» **DATA ROWS**:
##########
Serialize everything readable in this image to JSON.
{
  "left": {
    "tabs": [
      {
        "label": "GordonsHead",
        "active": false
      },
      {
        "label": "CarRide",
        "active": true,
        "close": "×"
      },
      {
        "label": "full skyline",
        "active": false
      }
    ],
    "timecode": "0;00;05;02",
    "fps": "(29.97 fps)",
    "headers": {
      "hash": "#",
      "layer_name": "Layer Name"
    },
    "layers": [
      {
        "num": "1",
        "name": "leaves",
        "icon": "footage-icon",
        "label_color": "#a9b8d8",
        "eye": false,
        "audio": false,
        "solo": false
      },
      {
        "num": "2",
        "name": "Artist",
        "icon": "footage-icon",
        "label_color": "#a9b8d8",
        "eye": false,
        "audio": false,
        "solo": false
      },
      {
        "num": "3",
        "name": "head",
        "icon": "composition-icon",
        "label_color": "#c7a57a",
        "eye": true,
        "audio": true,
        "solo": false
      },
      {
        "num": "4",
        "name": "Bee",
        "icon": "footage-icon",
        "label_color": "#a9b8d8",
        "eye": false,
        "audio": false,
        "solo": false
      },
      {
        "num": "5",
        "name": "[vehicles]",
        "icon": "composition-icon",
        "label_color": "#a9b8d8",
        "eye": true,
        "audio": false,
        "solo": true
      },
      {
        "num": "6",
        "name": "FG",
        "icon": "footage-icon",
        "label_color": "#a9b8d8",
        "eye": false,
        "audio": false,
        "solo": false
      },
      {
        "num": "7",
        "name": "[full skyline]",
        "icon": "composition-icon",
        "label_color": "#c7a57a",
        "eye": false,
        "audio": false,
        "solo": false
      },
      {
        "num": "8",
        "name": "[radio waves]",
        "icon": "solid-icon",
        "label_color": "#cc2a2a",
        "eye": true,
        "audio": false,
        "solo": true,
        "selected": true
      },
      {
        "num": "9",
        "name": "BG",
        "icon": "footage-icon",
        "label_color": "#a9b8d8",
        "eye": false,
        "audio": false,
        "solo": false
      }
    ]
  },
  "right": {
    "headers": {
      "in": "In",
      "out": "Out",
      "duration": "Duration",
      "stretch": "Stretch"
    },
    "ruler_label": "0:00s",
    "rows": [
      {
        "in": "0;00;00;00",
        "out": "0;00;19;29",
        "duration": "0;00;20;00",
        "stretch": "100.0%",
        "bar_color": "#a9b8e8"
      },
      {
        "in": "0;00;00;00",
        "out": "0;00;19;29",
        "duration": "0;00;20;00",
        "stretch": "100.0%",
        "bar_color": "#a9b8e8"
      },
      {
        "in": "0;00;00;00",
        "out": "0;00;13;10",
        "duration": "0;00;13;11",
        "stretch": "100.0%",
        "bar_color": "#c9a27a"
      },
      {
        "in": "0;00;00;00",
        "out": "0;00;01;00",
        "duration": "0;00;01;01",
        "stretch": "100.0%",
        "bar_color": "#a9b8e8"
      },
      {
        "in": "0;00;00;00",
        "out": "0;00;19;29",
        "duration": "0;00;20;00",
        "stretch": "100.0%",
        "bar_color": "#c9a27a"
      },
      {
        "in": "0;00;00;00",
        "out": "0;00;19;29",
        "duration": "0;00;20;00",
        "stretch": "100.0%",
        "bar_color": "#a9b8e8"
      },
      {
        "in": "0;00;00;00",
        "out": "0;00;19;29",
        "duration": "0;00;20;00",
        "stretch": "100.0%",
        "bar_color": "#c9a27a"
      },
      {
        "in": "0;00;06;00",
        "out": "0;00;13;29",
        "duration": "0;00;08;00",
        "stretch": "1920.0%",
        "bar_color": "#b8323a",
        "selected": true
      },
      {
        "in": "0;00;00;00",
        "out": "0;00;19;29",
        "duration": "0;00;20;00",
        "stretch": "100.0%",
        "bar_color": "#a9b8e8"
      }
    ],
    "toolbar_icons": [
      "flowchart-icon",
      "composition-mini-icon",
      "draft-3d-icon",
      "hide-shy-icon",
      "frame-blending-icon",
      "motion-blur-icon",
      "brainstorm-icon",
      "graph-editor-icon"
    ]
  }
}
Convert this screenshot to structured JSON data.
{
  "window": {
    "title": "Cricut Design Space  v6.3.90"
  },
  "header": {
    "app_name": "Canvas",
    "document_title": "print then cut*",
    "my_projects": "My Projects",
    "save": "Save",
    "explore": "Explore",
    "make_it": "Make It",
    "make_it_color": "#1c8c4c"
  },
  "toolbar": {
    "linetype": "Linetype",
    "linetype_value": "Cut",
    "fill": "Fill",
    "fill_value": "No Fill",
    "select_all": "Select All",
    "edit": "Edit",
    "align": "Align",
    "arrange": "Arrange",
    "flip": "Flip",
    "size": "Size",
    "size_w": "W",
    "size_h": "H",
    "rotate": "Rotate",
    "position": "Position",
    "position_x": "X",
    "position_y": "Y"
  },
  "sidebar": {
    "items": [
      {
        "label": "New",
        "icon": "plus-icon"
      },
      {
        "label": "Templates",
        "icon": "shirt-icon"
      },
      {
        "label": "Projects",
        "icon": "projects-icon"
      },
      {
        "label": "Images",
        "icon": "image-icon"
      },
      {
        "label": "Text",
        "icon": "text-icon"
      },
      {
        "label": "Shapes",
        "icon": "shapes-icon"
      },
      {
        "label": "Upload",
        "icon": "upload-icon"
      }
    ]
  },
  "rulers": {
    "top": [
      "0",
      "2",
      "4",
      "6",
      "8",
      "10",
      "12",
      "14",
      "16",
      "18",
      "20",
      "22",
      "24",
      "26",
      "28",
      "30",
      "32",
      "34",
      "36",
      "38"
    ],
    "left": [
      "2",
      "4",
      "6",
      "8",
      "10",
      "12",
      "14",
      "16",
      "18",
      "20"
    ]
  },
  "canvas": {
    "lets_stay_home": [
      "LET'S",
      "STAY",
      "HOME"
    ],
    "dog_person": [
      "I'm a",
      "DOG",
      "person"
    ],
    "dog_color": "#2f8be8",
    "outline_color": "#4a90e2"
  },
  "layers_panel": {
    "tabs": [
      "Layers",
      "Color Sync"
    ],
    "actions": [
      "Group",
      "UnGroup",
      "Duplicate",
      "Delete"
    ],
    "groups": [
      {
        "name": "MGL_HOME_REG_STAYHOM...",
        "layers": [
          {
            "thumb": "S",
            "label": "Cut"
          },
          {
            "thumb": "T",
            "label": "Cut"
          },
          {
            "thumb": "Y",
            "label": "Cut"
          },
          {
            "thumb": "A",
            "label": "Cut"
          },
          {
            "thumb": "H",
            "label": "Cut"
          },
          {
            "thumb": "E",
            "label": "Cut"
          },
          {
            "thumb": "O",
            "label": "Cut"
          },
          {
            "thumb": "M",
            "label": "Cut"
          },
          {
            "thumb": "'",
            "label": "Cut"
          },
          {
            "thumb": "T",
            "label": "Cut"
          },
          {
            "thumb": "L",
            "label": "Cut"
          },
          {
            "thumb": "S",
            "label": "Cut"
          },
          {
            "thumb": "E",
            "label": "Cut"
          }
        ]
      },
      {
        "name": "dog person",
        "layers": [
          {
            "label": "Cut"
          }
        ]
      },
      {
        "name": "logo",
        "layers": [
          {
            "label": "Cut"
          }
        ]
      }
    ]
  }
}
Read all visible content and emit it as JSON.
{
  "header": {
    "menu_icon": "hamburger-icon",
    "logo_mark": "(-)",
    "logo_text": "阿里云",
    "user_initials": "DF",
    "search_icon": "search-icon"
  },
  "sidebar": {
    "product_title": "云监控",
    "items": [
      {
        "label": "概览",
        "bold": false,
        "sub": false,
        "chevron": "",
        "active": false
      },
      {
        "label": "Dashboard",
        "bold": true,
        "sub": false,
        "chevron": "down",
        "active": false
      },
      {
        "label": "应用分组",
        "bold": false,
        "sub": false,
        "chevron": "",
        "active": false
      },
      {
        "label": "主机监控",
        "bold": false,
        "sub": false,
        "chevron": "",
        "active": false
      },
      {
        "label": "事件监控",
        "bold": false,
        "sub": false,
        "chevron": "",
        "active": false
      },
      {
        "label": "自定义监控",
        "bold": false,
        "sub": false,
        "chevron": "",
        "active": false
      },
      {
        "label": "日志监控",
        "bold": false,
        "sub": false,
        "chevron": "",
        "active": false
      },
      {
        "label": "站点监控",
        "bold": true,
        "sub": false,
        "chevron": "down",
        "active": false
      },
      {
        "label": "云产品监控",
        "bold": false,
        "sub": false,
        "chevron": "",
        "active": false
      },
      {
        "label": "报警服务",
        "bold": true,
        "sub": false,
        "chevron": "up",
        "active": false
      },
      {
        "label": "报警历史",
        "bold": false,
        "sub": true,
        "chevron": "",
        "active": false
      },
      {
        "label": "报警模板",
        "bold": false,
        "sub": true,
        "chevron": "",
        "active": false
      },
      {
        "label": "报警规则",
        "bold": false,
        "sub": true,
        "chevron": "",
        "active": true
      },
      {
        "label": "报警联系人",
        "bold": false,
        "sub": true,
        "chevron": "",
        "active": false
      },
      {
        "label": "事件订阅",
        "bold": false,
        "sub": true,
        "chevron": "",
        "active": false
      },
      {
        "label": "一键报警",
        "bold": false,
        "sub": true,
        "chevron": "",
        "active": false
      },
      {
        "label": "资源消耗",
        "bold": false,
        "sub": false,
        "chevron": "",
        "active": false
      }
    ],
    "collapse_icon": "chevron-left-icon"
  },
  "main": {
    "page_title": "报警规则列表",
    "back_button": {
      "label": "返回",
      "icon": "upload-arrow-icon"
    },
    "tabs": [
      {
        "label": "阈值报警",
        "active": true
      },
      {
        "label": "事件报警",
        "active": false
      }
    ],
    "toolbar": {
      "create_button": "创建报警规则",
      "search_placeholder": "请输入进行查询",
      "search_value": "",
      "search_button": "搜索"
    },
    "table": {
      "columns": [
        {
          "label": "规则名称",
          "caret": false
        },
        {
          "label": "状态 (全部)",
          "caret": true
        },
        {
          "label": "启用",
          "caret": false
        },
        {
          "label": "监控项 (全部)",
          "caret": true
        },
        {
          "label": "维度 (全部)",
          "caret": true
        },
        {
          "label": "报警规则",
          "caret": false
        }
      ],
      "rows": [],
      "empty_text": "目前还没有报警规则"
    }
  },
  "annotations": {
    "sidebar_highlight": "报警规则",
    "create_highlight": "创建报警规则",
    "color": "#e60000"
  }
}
##########
Which lines contain the word "this"? Copy each one.

» **COMPLETED TASK**:
Serialize everything readable in this image to JSON.
Convert this screenshot to structured JSON data.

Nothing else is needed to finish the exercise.